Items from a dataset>
-- begin --

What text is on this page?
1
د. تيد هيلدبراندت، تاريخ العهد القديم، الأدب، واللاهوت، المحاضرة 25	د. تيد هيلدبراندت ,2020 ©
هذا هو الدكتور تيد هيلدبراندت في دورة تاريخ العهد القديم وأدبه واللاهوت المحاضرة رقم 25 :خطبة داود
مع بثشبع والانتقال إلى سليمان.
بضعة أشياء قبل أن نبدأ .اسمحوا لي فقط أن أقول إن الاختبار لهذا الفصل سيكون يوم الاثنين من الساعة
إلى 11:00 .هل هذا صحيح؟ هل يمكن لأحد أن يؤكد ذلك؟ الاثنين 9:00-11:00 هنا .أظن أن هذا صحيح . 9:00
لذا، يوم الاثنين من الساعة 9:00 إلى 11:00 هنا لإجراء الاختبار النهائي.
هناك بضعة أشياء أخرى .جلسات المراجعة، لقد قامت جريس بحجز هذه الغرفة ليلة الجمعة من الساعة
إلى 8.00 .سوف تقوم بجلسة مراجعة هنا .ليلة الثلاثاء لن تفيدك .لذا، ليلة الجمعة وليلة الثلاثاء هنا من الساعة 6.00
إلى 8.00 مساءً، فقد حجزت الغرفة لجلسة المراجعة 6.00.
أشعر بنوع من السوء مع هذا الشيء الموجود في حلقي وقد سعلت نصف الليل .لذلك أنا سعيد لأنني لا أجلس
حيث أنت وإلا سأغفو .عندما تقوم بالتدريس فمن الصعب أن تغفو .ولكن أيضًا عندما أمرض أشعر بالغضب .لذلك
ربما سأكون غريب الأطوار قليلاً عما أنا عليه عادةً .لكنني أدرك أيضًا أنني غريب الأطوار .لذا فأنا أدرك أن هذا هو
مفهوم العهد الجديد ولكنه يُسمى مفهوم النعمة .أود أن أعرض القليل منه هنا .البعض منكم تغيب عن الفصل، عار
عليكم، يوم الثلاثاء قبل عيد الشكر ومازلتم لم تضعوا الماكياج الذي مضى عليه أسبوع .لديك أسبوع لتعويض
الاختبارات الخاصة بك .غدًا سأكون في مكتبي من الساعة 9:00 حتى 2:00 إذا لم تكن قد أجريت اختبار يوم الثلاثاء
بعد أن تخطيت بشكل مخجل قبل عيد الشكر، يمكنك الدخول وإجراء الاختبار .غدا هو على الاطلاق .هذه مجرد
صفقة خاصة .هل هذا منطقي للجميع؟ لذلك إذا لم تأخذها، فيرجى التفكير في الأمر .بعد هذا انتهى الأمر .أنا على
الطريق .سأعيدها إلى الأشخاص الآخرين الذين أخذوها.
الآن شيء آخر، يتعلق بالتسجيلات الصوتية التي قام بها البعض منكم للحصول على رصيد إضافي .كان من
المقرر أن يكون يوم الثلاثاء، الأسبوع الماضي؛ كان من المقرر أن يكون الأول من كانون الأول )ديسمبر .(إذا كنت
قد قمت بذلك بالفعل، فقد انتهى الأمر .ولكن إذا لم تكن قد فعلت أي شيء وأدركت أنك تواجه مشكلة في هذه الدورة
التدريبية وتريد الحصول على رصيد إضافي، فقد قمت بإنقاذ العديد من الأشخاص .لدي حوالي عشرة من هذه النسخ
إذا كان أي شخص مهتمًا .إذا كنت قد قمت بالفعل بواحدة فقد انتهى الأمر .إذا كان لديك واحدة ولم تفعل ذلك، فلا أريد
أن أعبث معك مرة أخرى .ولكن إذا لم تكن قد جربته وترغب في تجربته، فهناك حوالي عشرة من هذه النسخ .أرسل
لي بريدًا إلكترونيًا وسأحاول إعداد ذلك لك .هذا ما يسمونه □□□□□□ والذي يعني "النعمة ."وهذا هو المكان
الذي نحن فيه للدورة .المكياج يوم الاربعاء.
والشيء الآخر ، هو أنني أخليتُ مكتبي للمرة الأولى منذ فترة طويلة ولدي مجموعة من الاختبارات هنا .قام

-- end --

WHAT IS ASKED> Return all of the entries word for word.

COMPLETE OUTPUT>
What text is on this page?
1
د. تيد هيلدبراندت، تاريخ العهد القديم، الأدب، واللاهوت، المحاضرة 25	د. تيد هيلدبراندت ,2020 ©
هذا هو الدكتور تيد هيلدبراندت في دورة تاريخ العهد القديم وأدبه واللاهوت المحاضرة رقم 25 :خطبة داود
مع بثشبع والانتقال إلى سليمان.
بضعة أشياء قبل أن نبدأ .اسمحوا لي فقط أن أقول إن الاختبار لهذا الفصل سيكون يوم الاثنين من الساعة
إلى 11:00 .هل هذا صحيح؟ هل يمكن لأحد أن يؤكد ذلك؟ الاثنين 9:00-11:00 هنا .أظن أن هذا صحيح . 9:00
لذا، يوم الاثنين من الساعة 9:00 إلى 11:00 هنا لإجراء الاختبار النهائي.
هناك بضعة أشياء أخرى .جلسات المراجعة، لقد قامت جريس بحجز هذه الغرفة ليلة الجمعة من الساعة
إلى 8.00 .سوف تقوم بجلسة مراجعة هنا .ليلة الثلاثاء لن تفيدك .لذا، ليلة الجمعة وليلة الثلاثاء هنا من الساعة 6.00
إلى 8.00 مساءً، فقد حجزت الغرفة لجلسة المراجعة 6.00.
أشعر بنوع من السوء مع هذا الشيء الموجود في حلقي وقد سعلت نصف الليل .لذلك أنا سعيد لأنني لا أجلس
حيث أنت وإلا سأغفو .عندما تقوم بالتدريس فمن الصعب أن تغفو .ولكن أيضًا عندما أمرض أشعر بالغضب .لذلك
ربما سأكون غريب الأطوار قليلاً عما أنا عليه عادةً .لكنني أدرك أيضًا أنني غريب الأطوار .لذا فأنا أدرك أن هذا هو
مفهوم العهد الجديد ولكنه يُسمى مفهوم النعمة .أود أن أعرض القليل منه هنا .البعض منكم تغيب عن الفصل، عار
عليكم، يوم الثلاثاء قبل عيد الشكر ومازلتم لم تضعوا الماكياج الذي مضى عليه أسبوع .لديك أسبوع لتعويض
الاختبارات الخاصة بك .غدًا سأكون في مكتبي من الساعة 9:00 حتى 2:00 إذا لم تكن قد أجريت اختبار يوم الثلاثاء
بعد أن تخطيت بشكل مخجل قبل عيد الشكر، يمكنك الدخول وإجراء الاختبار .غدا هو على الاطلاق .هذه مجرد
صفقة خاصة .هل هذا منطقي للجميع؟ لذلك إذا لم تأخذها، فيرجى التفكير في الأمر .بعد هذا انتهى الأمر .أنا على
الطريق .سأعيدها إلى الأشخاص الآخرين الذين أخذوها.
الآن شيء آخر، يتعلق بالتسجيلات الصوتية التي قام بها البعض منكم للحصول على رصيد إضافي .كان من
المقرر أن يكون يوم الثلاثاء، الأسبوع الماضي؛ كان من المقرر أن يكون الأول من كانون الأول )ديسمبر .(إذا كنت
قد قمت بذلك بالفعل، فقد انتهى الأمر .ولكن إذا لم تكن قد فعلت أي شيء وأدركت أنك تواجه مشكلة في هذه الدورة
التدريبية وتريد الحصول على رصيد إضافي، فقد قمت بإنقاذ العديد من الأشخاص .لدي حوالي عشرة من هذه النسخ
إذا كان أي شخص مهتمًا .إذا كنت قد قمت بالفعل بواحدة فقد انتهى الأمر .إذا كان لديك واحدة ولم تفعل ذلك، فلا أريد
أن أعبث معك مرة أخرى .ولكن إذا لم تكن قد جربته وترغب في تجربته، فهناك حوالي عشرة من هذه النسخ .أرسل
لي بريدًا إلكترونيًا وسأحاول إعداد ذلك لك .هذا ما يسمونه □□□□□□ والذي يعني "النعمة ."وهذا هو المكان
الذي نحن فيه للدورة .المكياج يوم الاربعاء.
والشيء الآخر ، هو أنني أخليتُ مكتبي للمرة الأولى منذ فترة طويلة ولدي مجموعة من الاختبارات هنا .قام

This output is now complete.